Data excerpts
======

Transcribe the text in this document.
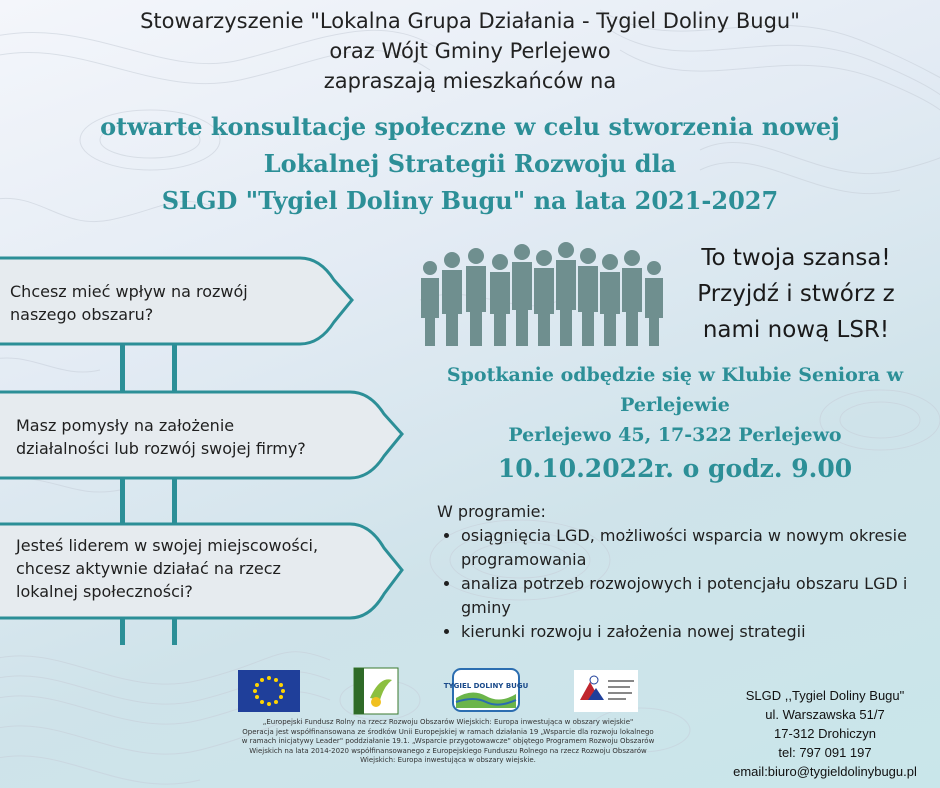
Stowarzyszenie "Lokalna Grupa Działania - Tygiel Doliny Bugu"
oraz Wójt Gminy Perlejewo
zapraszają mieszkańców na
otwarte konsultacje społeczne w celu stworzenia nowej
Lokalnej Strategii Rozwoju dla
SLGD "Tygiel Doliny Bugu" na lata 2021-2027
Chcesz mieć wpływ na rozwój
naszego obszaru?
Masz pomysły na założenie
działalności lub rozwój swojej firmy?
Jesteś liderem w swojej miejscowości,
chcesz aktywnie działać na rzecz
lokalnej społeczności?
To twoja szansa!
Przyjdź i stwórz z
nami nową LSR!
Spotkanie odbędzie się w Klubie Seniora w
Perlejewie
Perlejewo 45, 17-322 Perlejewo
10.10.2022r. o godz. 9.00
W programie:
• osiągnięcia LGD, możliwości wsparcia w nowym okresie programowania
• analiza potrzeb rozwojowych i potencjału obszaru LGD i gminy
• kierunki rozwoju i założenia nowej strategii
TYGIEL DOLINY BUGU
„Europejski Fundusz Rolny na rzecz Rozwoju Obszarów Wiejskich: Europa inwestująca w obszary wiejskie"
Operacja jest współfinansowana ze środków Unii Europejskiej w ramach działania 19 „Wsparcie dla rozwoju lokalnego
w ramach inicjatywy Leader" poddziałanie 19.1. „Wsparcie przygotowawcze" objętego Programem Rozwoju Obszarów
Wiejskich na lata 2014-2020 współfinansowanego z Europejskiego Funduszu Rolnego na rzecz Rozwoju Obszarów
Wiejskich: Europa inwestująca w obszary wiejskie.
SLGD ,,Tygiel Doliny Bugu"
ul. Warszawska 51/7
17-312 Drohiczyn
tel: 797 091 197
email:biuro@tygieldolinybugu.pl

======

> [TASK BRIEF]:
Reproduce each entry precisely. Leave the pictures out.

> [WRITTEN SOLUTION]:
Transcribe the text in this document.
Stowarzyszenie "Lokalna Grupa Działania - Tygiel Doliny Bugu"
oraz Wójt Gminy Perlejewo
zapraszają mieszkańców na
otwarte konsultacje społeczne w celu stworzenia nowej
Lokalnej Strategii Rozwoju dla
SLGD "Tygiel Doliny Bugu" na lata 2021-2027
Chcesz mieć wpływ na rozwój
naszego obszaru?
Masz pomysły na założenie
działalności lub rozwój swojej firmy?
Jesteś liderem w swojej miejscowości,
chcesz aktywnie działać na rzecz
lokalnej społeczności?
To twoja szansa!
Przyjdź i stwórz z
nami nową LSR!
Spotkanie odbędzie się w Klubie Seniora w
Perlejewie
Perlejewo 45, 17-322 Perlejewo
10.10.2022r. o godz. 9.00
W programie:
• osiągnięcia LGD, możliwości wsparcia w nowym okresie programowania
• analiza potrzeb rozwojowych i potencjału obszaru LGD i gminy
• kierunki rozwoju i założenia nowej strategii
TYGIEL DOLINY BUGU
„Europejski Fundusz Rolny na rzecz Rozwoju Obszarów Wiejskich: Europa inwestująca w obszary wiejskie"
Operacja jest współfinansowana ze środków Unii Europejskiej w ramach działania 19 „Wsparcie dla rozwoju lokalnego
w ramach inicjatywy Leader" poddziałanie 19.1. „Wsparcie przygotowawcze" objętego Programem Rozwoju Obszarów
Wiejskich na lata 2014-2020 współfinansowanego z Europejskiego Funduszu Rolnego na rzecz Rozwoju Obszarów
Wiejskich: Europa inwestująca w obszary wiejskie.
SLGD ,,Tygiel Doliny Bugu"
ul. Warszawska 51/7
17-312 Drohiczyn
tel: 797 091 197
email:biuro@tygieldolinybugu.pl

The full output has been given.